— What needs to be done —
All lines in the data bearing the string "Psychophysiology" should be identified and copied.

[Data items]
○ ○ ○ ○ ○
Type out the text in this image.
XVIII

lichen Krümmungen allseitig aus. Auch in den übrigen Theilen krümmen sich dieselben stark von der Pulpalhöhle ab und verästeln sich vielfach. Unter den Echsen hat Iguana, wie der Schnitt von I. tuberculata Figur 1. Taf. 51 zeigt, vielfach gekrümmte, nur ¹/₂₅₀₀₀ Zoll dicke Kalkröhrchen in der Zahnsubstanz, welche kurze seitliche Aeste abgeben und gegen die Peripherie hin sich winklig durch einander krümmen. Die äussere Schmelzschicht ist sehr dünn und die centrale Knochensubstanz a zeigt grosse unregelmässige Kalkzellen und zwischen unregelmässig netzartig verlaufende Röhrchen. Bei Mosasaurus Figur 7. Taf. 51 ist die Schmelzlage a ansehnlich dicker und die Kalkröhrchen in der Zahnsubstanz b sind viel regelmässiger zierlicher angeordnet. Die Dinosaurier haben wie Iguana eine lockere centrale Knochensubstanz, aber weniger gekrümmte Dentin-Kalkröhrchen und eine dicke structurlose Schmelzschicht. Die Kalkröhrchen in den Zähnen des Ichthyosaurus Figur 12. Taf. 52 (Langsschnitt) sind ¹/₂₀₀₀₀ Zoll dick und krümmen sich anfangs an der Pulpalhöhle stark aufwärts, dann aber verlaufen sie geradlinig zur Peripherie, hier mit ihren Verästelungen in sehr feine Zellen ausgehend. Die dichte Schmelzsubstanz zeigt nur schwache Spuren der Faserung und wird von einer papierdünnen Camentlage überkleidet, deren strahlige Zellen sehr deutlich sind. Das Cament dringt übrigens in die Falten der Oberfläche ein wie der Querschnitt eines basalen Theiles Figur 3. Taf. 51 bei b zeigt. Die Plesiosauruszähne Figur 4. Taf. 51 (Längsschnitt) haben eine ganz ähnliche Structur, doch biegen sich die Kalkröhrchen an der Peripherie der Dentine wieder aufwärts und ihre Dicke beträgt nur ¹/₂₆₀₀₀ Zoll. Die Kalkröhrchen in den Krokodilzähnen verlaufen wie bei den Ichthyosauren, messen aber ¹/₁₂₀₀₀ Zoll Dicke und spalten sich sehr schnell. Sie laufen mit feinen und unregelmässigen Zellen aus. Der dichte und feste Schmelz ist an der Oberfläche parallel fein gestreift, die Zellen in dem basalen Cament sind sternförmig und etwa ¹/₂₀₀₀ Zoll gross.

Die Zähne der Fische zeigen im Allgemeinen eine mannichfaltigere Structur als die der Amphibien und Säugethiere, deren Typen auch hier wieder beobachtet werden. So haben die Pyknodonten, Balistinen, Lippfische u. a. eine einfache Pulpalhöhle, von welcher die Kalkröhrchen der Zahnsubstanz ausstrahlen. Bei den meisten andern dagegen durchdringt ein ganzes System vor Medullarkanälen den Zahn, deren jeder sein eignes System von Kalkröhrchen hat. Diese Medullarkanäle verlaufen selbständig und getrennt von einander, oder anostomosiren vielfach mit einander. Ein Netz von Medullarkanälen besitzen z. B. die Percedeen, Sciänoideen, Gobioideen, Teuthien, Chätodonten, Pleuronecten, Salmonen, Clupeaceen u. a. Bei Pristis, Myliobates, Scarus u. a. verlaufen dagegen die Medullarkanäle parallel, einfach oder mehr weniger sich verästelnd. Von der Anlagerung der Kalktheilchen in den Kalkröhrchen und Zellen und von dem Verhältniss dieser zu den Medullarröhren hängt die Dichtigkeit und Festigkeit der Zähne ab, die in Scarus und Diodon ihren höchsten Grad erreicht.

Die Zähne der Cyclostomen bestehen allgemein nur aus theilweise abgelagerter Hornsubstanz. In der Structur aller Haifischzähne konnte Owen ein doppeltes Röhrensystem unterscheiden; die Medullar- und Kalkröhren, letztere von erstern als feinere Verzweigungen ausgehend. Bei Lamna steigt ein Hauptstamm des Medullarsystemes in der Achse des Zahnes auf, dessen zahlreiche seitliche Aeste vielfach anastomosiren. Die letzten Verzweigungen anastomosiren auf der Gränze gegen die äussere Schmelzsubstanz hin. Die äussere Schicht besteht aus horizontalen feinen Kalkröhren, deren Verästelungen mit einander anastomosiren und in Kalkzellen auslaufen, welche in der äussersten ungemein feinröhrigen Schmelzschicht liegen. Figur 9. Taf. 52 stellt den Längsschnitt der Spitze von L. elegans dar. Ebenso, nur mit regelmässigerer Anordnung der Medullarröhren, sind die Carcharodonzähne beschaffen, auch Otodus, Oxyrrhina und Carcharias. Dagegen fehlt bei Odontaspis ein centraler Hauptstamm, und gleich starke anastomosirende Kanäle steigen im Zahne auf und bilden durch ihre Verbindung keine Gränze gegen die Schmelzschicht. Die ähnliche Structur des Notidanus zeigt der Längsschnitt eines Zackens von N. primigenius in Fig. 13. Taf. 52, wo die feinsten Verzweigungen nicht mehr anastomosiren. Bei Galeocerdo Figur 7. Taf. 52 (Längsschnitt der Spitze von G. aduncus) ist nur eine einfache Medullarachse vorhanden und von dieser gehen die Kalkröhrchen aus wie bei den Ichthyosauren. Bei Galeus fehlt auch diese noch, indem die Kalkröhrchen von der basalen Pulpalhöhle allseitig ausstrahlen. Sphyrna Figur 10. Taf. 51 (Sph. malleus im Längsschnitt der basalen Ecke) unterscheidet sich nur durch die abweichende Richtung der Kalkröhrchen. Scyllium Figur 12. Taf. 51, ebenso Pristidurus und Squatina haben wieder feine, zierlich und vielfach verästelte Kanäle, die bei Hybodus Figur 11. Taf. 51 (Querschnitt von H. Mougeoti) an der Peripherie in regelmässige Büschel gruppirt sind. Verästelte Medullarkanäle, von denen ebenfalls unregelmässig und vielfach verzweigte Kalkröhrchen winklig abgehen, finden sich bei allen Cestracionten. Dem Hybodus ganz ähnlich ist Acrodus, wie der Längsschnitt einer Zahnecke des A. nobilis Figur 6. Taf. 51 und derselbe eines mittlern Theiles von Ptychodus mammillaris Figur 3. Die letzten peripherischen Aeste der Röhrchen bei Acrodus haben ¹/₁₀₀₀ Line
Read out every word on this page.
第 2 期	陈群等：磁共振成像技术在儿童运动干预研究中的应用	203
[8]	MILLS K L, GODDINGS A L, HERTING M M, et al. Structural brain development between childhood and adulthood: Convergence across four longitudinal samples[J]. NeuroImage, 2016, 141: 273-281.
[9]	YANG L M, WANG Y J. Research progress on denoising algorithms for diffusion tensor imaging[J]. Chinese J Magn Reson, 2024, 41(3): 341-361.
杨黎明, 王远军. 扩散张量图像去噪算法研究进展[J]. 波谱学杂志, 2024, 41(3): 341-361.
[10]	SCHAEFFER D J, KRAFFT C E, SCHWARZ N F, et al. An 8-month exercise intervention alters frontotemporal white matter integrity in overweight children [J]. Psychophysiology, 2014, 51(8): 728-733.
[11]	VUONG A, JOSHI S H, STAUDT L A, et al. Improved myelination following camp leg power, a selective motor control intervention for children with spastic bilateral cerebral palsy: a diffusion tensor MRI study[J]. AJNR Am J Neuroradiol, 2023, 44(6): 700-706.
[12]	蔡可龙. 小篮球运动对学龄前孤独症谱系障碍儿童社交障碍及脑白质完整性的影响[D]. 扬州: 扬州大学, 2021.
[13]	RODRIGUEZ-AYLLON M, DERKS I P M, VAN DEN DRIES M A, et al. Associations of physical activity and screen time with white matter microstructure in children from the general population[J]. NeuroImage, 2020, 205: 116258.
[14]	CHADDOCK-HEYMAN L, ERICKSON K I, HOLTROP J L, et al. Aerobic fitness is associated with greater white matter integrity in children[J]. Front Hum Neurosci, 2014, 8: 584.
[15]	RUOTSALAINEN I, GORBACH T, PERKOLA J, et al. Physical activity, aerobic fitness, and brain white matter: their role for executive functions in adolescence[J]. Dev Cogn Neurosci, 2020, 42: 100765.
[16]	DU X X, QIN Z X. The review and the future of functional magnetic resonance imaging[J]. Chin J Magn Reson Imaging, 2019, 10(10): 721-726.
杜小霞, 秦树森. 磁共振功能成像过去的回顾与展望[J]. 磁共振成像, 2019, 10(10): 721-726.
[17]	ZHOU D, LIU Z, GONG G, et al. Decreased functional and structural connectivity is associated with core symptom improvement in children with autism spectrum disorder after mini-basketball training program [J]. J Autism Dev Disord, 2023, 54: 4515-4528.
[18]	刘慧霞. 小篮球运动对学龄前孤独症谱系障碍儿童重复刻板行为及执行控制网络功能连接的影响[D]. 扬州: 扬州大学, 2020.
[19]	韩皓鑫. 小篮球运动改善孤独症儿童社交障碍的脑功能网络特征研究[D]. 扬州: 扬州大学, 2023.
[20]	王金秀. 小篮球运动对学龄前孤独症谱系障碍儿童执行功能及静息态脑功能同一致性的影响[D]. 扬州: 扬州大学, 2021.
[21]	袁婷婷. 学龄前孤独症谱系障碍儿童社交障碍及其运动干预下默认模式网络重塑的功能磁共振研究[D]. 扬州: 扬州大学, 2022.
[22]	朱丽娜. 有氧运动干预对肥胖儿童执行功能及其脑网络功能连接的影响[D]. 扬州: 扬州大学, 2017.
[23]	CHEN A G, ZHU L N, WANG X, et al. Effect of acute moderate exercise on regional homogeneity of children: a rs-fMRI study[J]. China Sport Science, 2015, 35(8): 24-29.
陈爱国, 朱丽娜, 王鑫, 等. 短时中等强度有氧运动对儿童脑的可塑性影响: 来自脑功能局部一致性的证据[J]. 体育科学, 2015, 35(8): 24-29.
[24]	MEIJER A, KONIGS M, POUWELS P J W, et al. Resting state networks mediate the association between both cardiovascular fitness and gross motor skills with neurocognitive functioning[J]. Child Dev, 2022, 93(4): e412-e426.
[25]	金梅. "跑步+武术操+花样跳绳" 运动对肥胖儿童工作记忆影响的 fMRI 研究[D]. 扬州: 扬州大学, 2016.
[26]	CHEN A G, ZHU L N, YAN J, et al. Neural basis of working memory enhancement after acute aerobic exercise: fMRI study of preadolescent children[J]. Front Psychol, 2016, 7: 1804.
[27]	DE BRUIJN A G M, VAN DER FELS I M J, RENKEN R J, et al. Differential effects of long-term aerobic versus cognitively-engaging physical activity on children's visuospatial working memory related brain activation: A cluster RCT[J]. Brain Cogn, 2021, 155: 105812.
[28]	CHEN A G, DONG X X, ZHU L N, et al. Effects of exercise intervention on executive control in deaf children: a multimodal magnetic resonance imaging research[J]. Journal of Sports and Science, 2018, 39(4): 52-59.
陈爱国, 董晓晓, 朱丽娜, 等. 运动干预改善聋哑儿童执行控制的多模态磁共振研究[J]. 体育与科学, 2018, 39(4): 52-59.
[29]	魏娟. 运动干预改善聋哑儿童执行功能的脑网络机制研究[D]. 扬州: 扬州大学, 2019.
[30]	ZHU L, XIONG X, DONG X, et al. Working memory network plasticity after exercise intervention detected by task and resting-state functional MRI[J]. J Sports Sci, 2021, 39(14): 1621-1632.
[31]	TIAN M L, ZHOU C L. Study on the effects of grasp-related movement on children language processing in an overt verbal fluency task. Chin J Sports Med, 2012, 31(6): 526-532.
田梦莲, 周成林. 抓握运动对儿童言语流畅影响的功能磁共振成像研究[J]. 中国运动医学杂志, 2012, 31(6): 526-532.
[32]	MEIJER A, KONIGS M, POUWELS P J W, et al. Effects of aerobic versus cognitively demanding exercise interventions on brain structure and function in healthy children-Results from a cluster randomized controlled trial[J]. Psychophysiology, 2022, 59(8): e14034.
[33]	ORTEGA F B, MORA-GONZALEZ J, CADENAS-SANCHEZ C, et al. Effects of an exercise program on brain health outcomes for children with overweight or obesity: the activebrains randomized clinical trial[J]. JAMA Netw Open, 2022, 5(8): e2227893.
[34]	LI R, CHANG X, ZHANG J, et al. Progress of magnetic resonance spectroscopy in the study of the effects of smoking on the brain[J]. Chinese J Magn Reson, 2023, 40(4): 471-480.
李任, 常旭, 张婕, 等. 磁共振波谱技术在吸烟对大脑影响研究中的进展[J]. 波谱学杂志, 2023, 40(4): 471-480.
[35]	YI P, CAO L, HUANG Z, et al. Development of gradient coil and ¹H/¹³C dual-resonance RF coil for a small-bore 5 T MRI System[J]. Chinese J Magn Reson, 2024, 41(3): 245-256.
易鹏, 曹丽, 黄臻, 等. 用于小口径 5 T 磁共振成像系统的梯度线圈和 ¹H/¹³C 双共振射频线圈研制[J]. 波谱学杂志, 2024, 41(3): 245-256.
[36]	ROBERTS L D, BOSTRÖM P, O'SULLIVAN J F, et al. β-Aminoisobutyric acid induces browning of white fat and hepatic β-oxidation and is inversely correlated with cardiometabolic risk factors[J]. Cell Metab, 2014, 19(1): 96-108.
○ ○ ○ ○ ○
— Problem solution —
[10]	SCHAEFFER D J, KRAFFT C E, SCHWARZ N F, et al. An 8-month exercise intervention alters frontotemporal white matter integrity in overweight children [J]. Psychophysiology, 2014, 51(8): 728-733.
[32]	MEIJER A, KONIGS M, POUWELS P J W, et al. Effects of aerobic versus cognitively demanding exercise interventions on brain structure and function in healthy children-Results from a cluster randomized controlled trial[J]. Psychophysiology, 2022, 59(8): e14034.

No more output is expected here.